> **WRITTEN REQUEST**
Copy all the material below, exactly as it stands.

> **PROVIDED ENTRIES**
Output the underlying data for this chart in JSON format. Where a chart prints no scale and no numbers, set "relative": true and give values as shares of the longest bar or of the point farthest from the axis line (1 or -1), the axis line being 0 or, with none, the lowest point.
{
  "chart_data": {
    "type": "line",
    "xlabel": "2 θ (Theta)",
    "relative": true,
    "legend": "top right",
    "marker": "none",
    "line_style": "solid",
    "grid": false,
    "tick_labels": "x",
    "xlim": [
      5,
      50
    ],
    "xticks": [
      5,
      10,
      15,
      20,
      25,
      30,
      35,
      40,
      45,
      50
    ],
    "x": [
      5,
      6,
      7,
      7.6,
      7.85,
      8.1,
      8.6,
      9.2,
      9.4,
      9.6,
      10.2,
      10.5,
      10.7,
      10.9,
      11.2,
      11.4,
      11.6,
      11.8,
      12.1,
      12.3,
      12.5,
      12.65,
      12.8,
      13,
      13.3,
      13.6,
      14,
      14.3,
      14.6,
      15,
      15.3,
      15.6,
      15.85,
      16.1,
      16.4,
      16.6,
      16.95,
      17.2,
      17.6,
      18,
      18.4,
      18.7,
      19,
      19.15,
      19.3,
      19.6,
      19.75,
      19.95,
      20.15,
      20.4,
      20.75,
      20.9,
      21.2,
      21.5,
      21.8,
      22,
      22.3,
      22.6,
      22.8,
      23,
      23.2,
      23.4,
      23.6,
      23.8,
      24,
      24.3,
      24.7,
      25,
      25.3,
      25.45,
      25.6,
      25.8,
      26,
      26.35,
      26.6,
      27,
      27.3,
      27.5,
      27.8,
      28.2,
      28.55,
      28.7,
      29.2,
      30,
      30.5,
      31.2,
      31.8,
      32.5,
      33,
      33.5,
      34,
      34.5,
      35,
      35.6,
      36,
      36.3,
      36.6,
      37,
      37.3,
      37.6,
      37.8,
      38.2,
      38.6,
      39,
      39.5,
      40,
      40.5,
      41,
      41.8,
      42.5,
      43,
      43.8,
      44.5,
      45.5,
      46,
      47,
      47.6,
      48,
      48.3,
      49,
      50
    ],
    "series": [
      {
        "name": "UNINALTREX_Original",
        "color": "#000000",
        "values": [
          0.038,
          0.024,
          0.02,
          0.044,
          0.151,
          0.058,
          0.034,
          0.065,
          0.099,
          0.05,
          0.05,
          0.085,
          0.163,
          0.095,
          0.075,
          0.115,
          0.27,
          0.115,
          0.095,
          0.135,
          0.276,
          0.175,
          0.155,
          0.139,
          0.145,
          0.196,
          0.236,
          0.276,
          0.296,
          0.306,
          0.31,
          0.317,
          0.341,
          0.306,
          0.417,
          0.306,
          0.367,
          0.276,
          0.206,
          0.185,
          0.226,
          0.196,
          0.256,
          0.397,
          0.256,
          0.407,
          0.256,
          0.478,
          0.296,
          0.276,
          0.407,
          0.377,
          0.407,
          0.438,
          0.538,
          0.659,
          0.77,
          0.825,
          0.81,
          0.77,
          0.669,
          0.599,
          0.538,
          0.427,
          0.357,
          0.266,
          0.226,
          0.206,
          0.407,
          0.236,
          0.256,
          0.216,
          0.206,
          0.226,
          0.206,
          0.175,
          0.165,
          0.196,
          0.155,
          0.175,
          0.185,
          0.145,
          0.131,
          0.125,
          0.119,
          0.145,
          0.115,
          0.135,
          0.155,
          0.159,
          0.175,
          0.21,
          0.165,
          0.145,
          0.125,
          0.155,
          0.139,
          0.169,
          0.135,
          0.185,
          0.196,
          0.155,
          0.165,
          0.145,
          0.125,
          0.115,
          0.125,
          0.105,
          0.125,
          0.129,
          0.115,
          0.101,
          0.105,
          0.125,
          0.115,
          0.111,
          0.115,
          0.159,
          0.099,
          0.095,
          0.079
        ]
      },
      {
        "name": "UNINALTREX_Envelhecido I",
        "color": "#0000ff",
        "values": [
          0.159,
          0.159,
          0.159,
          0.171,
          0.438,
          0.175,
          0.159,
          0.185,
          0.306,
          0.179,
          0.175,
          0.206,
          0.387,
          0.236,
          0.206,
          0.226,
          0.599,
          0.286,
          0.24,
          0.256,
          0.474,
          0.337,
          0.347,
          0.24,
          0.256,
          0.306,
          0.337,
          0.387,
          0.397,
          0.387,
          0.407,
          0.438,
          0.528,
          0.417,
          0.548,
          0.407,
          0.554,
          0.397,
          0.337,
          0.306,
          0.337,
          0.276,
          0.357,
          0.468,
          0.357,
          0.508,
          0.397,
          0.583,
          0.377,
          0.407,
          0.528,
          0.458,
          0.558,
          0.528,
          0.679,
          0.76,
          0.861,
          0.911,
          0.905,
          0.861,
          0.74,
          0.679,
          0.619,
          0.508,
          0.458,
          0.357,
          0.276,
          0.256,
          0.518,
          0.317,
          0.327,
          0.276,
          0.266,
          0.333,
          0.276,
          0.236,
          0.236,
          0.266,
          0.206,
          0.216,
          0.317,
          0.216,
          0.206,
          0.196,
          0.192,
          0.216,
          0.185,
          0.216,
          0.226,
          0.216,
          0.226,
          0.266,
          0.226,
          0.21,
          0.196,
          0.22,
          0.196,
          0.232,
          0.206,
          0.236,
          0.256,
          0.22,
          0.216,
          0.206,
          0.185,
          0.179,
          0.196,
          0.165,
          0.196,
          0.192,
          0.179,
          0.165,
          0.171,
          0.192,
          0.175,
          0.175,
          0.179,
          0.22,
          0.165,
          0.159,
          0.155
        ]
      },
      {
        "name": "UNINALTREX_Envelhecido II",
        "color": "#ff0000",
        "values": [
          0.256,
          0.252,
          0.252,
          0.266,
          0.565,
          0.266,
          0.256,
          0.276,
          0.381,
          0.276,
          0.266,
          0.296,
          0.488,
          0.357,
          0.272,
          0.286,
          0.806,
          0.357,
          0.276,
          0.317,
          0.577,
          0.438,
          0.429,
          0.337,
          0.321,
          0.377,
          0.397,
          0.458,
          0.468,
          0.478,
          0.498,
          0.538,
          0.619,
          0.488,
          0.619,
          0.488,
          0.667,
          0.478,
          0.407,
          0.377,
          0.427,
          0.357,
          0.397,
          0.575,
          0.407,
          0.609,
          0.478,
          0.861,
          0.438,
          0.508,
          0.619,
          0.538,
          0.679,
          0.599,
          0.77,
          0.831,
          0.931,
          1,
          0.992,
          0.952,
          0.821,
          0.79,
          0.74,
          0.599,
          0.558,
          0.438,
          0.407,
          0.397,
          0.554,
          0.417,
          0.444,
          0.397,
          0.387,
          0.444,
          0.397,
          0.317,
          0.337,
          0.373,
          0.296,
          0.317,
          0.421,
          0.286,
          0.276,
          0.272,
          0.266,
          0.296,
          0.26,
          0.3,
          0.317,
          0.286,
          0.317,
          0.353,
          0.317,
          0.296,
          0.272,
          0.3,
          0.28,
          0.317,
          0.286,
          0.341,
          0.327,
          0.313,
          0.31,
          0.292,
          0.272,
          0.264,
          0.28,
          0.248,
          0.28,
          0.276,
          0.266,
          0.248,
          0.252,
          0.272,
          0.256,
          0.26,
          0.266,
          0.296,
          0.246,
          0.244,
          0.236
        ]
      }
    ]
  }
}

> **RESPONSE TO THIS TASK**
Output the underlying data for this chart in JSON format. Where a chart prints no scale and no numbers, set "relative": true and give values as shares of the longest bar or of the point farthest from the axis line (1 or -1), the axis line being 0 or, with none, the lowest point.
{
  "chart_data": {
    "type": "line",
    "xlabel": "2 θ (Theta)",
    "relative": true,
    "legend": "top right",
    "marker": "none",
    "line_style": "solid",
    "grid": false,
    "tick_labels": "x",
    "xlim": [
      5,
      50
    ],
    "xticks": [
      5,
      10,
      15,
      20,
      25,
      30,
      35,
      40,
      45,
      50
    ],
    "x": [
      5,
      6,
      7,
      7.6,
      7.85,
      8.1,
      8.6,
      9.2,
      9.4,
      9.6,
      10.2,
      10.5,
      10.7,
      10.9,
      11.2,
      11.4,
      11.6,
      11.8,
      12.1,
      12.3,
      12.5,
      12.65,
      12.8,
      13,
      13.3,
      13.6,
      14,
      14.3,
      14.6,
      15,
      15.3,
      15.6,
      15.85,
      16.1,
      16.4,
      16.6,
      16.95,
      17.2,
      17.6,
      18,
      18.4,
      18.7,
      19,
      19.15,
      19.3,
      19.6,
      19.75,
      19.95,
      20.15,
      20.4,
      20.75,
      20.9,
      21.2,
      21.5,
      21.8,
      22,
      22.3,
      22.6,
      22.8,
      23,
      23.2,
      23.4,
      23.6,
      23.8,
      24,
      24.3,
      24.7,
      25,
      25.3,
      25.45,
      25.6,
      25.8,
      26,
      26.35,
      26.6,
      27,
      27.3,
      27.5,
      27.8,
      28.2,
      28.55,
      28.7,
      29.2,
      30,
      30.5,
      31.2,
      31.8,
      32.5,
      33,
      33.5,
      34,
      34.5,
      35,
      35.6,
      36,
      36.3,
      36.6,
      37,
      37.3,
      37.6,
      37.8,
      38.2,
      38.6,
      39,
      39.5,
      40,
      40.5,
      41,
      41.8,
      42.5,
      43,
      43.8,
      44.5,
      45.5,
      46,
      47,
      47.6,
      48,
      48.3,
      49,
      50
    ],
    "series": [
      {
        "name": "UNINALTREX_Original",
        "color": "#000000",
        "values": [
          0.038,
          0.024,
          0.02,
          0.044,
          0.151,
          0.058,
          0.034,
          0.065,
          0.099,
          0.05,
          0.05,
          0.085,
          0.163,
          0.095,
          0.075,
          0.115,
          0.27,
          0.115,
          0.095,
          0.135,
          0.276,
          0.175,
          0.155,
          0.139,
          0.145,
          0.196,
          0.236,
          0.276,
          0.296,
          0.306,
          0.31,
          0.317,
          0.341,
          0.306,
          0.417,
          0.306,
          0.367,
          0.276,
          0.206,
          0.185,
          0.226,
          0.196,
          0.256,
          0.397,
          0.256,
          0.407,
          0.256,
          0.478,
          0.296,
          0.276,
          0.407,
          0.377,
          0.407,
          0.438,
          0.538,
          0.659,
          0.77,
          0.825,
          0.81,
          0.77,
          0.669,
          0.599,
          0.538,
          0.427,
          0.357,
          0.266,
          0.226,
          0.206,
          0.407,
          0.236,
          0.256,
          0.216,
          0.206,
          0.226,
          0.206,
          0.175,
          0.165,
          0.196,
          0.155,
          0.175,
          0.185,
          0.145,
          0.131,
          0.125,
          0.119,
          0.145,
          0.115,
          0.135,
          0.155,
          0.159,
          0.175,
          0.21,
          0.165,
          0.145,
          0.125,
          0.155,
          0.139,
          0.169,
          0.135,
          0.185,
          0.196,
          0.155,
          0.165,
          0.145,
          0.125,
          0.115,
          0.125,
          0.105,
          0.125,
          0.129,
          0.115,
          0.101,
          0.105,
          0.125,
          0.115,
          0.111,
          0.115,
          0.159,
          0.099,
          0.095,
          0.079
        ]
      },
      {
        "name": "UNINALTREX_Envelhecido I",
        "color": "#0000ff",
        "values": [
          0.159,
          0.159,
          0.159,
          0.171,
          0.438,
          0.175,
          0.159,
          0.185,
          0.306,
          0.179,
          0.175,
          0.206,
          0.387,
          0.236,
          0.206,
          0.226,
          0.599,
          0.286,
          0.24,
          0.256,
          0.474,
          0.337,
          0.347,
          0.24,
          0.256,
          0.306,
          0.337,
          0.387,
          0.397,
          0.387,
          0.407,
          0.438,
          0.528,
          0.417,
          0.548,
          0.407,
          0.554,
          0.397,
          0.337,
          0.306,
          0.337,
          0.276,
          0.357,
          0.468,
          0.357,
          0.508,
          0.397,
          0.583,
          0.377,
          0.407,
          0.528,
          0.458,
          0.558,
          0.528,
          0.679,
          0.76,
          0.861,
          0.911,
          0.905,
          0.861,
          0.74,
          0.679,
          0.619,
          0.508,
          0.458,
          0.357,
          0.276,
          0.256,
          0.518,
          0.317,
          0.327,
          0.276,
          0.266,
          0.333,
          0.276,
          0.236,
          0.236,
          0.266,
          0.206,
          0.216,
          0.317,
          0.216,
          0.206,
          0.196,
          0.192,
          0.216,
          0.185,
          0.216,
          0.226,
          0.216,
          0.226,
          0.266,
          0.226,
          0.21,
          0.196,
          0.22,
          0.196,
          0.232,
          0.206,
          0.236,
          0.256,
          0.22,
          0.216,
          0.206,
          0.185,
          0.179,
          0.196,
          0.165,
          0.196,
          0.192,
          0.179,
          0.165,
          0.171,
          0.192,
          0.175,
          0.175,
          0.179,
          0.22,
          0.165,
          0.159,
          0.155
        ]
      },
      {
        "name": "UNINALTREX_Envelhecido II",
        "color": "#ff0000",
        "values": [
          0.256,
          0.252,
          0.252,
          0.266,
          0.565,
          0.266,
          0.256,
          0.276,
          0.381,
          0.276,
          0.266,
          0.296,
          0.488,
          0.357,
          0.272,
          0.286,
          0.806,
          0.357,
          0.276,
          0.317,
          0.577,
          0.438,
          0.429,
          0.337,
          0.321,
          0.377,
          0.397,
          0.458,
          0.468,
          0.478,
          0.498,
          0.538,
          0.619,
          0.488,
          0.619,
          0.488,
          0.667,
          0.478,
          0.407,
          0.377,
          0.427,
          0.357,
          0.397,
          0.575,
          0.407,
          0.609,
          0.478,
          0.861,
          0.438,
          0.508,
          0.619,
          0.538,
          0.679,
          0.599,
          0.77,
          0.831,
          0.931,
          1,
          0.992,
          0.952,
          0.821,
          0.79,
          0.74,
          0.599,
          0.558,
          0.438,
          0.407,
          0.397,
          0.554,
          0.417,
          0.444,
          0.397,
          0.387,
          0.444,
          0.397,
          0.317,
          0.337,
          0.373,
          0.296,
          0.317,
          0.421,
          0.286,
          0.276,
          0.272,
          0.266,
          0.296,
          0.26,
          0.3,
          0.317,
          0.286,
          0.317,
          0.353,
          0.317,
          0.296,
          0.272,
          0.3,
          0.28,
          0.317,
          0.286,
          0.341,
          0.327,
          0.313,
          0.31,
          0.292,
          0.272,
          0.264,
          0.28,
          0.248,
          0.28,
          0.276,
          0.266,
          0.248,
          0.252,
          0.272,
          0.256,
          0.26,
          0.266,
          0.296,
          0.246,
          0.244,
          0.236
        ]
      }
    ]
  }
}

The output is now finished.